(Extracted records)
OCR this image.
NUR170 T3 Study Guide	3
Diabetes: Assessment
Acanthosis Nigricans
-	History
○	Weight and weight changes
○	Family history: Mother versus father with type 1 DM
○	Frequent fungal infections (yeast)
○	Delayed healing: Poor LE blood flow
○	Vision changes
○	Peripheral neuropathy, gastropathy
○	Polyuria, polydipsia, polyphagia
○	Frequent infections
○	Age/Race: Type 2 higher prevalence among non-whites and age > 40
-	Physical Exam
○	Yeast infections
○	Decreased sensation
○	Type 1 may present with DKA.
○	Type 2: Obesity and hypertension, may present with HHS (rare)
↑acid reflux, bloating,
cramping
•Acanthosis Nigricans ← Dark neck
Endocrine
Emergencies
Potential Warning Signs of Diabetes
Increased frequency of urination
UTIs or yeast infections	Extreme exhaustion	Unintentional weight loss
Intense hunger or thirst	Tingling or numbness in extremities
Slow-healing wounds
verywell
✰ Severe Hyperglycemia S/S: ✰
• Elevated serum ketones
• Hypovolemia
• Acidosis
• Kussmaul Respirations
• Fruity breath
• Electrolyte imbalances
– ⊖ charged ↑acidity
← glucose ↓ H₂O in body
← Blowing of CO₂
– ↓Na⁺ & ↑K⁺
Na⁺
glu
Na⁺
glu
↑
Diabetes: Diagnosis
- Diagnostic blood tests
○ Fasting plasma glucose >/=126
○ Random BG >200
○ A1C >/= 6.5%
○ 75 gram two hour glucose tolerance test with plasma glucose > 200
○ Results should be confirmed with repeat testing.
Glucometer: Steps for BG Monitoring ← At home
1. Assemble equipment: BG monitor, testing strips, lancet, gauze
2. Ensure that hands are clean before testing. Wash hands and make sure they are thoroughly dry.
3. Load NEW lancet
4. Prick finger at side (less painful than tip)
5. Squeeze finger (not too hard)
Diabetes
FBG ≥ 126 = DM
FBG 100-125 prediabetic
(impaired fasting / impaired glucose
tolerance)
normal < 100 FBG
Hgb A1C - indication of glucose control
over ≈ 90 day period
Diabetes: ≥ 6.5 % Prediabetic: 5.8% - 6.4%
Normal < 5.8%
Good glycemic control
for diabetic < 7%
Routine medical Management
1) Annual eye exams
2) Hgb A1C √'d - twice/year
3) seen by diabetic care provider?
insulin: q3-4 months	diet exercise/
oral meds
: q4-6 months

▶ WRITTEN PROBLEM:
Each line of the listing should be copied exactly.

▶ EXPECTED ANSWER:
OCR this image.
NUR170 T3 Study Guide	3
Diabetes: Assessment
Acanthosis Nigricans
-	History
○	Weight and weight changes
○	Family history: Mother versus father with type 1 DM
○	Frequent fungal infections (yeast)
○	Delayed healing: Poor LE blood flow
○	Vision changes
○	Peripheral neuropathy, gastropathy
○	Polyuria, polydipsia, polyphagia
○	Frequent infections
○	Age/Race: Type 2 higher prevalence among non-whites and age > 40
-	Physical Exam
○	Yeast infections
○	Decreased sensation
○	Type 1 may present with DKA.
○	Type 2: Obesity and hypertension, may present with HHS (rare)
↑acid reflux, bloating,
cramping
•Acanthosis Nigricans ← Dark neck
Endocrine
Emergencies
Potential Warning Signs of Diabetes
Increased frequency of urination
UTIs or yeast infections	Extreme exhaustion	Unintentional weight loss
Intense hunger or thirst	Tingling or numbness in extremities
Slow-healing wounds
verywell
✰ Severe Hyperglycemia S/S: ✰
• Elevated serum ketones
• Hypovolemia
• Acidosis
• Kussmaul Respirations
• Fruity breath
• Electrolyte imbalances
– ⊖ charged ↑acidity
← glucose ↓ H₂O in body
← Blowing of CO₂
– ↓Na⁺ & ↑K⁺
Na⁺
glu
Na⁺
glu
↑
Diabetes: Diagnosis
- Diagnostic blood tests
○ Fasting plasma glucose >/=126
○ Random BG >200
○ A1C >/= 6.5%
○ 75 gram two hour glucose tolerance test with plasma glucose > 200
○ Results should be confirmed with repeat testing.
Glucometer: Steps for BG Monitoring ← At home
1. Assemble equipment: BG monitor, testing strips, lancet, gauze
2. Ensure that hands are clean before testing. Wash hands and make sure they are thoroughly dry.
3. Load NEW lancet
4. Prick finger at side (less painful than tip)
5. Squeeze finger (not too hard)
Diabetes
FBG ≥ 126 = DM
FBG 100-125 prediabetic
(impaired fasting / impaired glucose
tolerance)
normal < 100 FBG
Hgb A1C - indication of glucose control
over ≈ 90 day period
Diabetes: ≥ 6.5 % Prediabetic: 5.8% - 6.4%
Normal < 5.8%
Good glycemic control
for diabetic < 7%
Routine medical Management
1) Annual eye exams
2) Hgb A1C √'d - twice/year
3) seen by diabetic care provider?
insulin: q3-4 months	diet exercise/
oral meds
: q4-6 months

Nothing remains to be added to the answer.